WRITTEN EXERCISE
Search the material and gather each line with "Space" in it.

MATERIAL TO PROCESS
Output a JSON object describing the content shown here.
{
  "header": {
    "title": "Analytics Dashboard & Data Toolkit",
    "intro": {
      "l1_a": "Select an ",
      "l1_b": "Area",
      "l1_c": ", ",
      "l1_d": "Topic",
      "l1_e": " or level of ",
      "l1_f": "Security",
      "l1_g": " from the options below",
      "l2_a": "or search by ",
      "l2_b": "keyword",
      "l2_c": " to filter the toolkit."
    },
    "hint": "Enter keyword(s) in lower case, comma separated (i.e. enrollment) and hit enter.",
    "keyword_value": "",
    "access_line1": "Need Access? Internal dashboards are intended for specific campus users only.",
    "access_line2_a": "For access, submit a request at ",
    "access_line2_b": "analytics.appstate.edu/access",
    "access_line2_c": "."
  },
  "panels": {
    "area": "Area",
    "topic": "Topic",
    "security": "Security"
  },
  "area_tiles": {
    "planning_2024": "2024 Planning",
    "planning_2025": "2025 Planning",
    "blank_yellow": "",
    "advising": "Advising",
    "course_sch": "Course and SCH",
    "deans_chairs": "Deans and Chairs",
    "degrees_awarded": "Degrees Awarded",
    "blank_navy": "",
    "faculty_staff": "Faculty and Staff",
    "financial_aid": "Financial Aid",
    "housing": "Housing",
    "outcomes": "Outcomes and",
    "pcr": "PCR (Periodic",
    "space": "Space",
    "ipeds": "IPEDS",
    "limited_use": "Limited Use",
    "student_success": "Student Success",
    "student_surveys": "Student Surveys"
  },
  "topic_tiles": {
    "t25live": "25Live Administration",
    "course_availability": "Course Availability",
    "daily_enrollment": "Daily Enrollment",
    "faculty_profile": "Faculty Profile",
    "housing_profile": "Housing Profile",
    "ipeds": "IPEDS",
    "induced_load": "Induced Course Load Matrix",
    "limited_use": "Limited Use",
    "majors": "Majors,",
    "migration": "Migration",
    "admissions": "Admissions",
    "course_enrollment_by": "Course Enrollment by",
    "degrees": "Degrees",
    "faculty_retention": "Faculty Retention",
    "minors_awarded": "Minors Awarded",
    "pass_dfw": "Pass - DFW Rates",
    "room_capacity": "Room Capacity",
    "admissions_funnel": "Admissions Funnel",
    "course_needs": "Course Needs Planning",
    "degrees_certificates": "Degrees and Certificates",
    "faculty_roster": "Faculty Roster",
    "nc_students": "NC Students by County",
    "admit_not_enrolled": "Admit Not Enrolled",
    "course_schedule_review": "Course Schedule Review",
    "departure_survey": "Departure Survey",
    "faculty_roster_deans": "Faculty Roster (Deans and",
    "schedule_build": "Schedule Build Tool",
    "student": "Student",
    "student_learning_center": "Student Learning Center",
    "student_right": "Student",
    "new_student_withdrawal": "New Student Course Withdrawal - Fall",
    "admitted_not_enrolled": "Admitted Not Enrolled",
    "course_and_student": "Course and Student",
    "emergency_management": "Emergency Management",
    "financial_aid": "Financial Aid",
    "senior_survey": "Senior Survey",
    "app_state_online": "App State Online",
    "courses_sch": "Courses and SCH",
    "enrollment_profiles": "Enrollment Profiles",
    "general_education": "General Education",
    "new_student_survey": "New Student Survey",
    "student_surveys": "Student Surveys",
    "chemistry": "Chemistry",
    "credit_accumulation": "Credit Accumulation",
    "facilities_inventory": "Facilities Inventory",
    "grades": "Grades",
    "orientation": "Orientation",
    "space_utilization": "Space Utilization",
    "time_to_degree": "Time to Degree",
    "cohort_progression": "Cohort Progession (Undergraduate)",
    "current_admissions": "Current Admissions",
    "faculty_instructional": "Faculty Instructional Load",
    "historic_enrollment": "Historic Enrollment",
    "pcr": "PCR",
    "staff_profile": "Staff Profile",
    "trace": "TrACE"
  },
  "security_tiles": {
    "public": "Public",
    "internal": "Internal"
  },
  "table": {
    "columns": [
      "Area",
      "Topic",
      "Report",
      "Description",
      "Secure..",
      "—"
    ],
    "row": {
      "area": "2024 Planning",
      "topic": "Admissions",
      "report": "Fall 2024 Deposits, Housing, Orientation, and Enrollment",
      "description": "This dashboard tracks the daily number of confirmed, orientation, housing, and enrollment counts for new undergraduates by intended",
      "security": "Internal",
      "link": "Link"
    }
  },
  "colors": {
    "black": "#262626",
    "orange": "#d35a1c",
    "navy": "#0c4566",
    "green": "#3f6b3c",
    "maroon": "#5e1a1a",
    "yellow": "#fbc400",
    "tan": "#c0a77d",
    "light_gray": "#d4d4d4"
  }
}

ANSWER BELOW
    "space": "Space",
    "space_utilization": "Space Utilization",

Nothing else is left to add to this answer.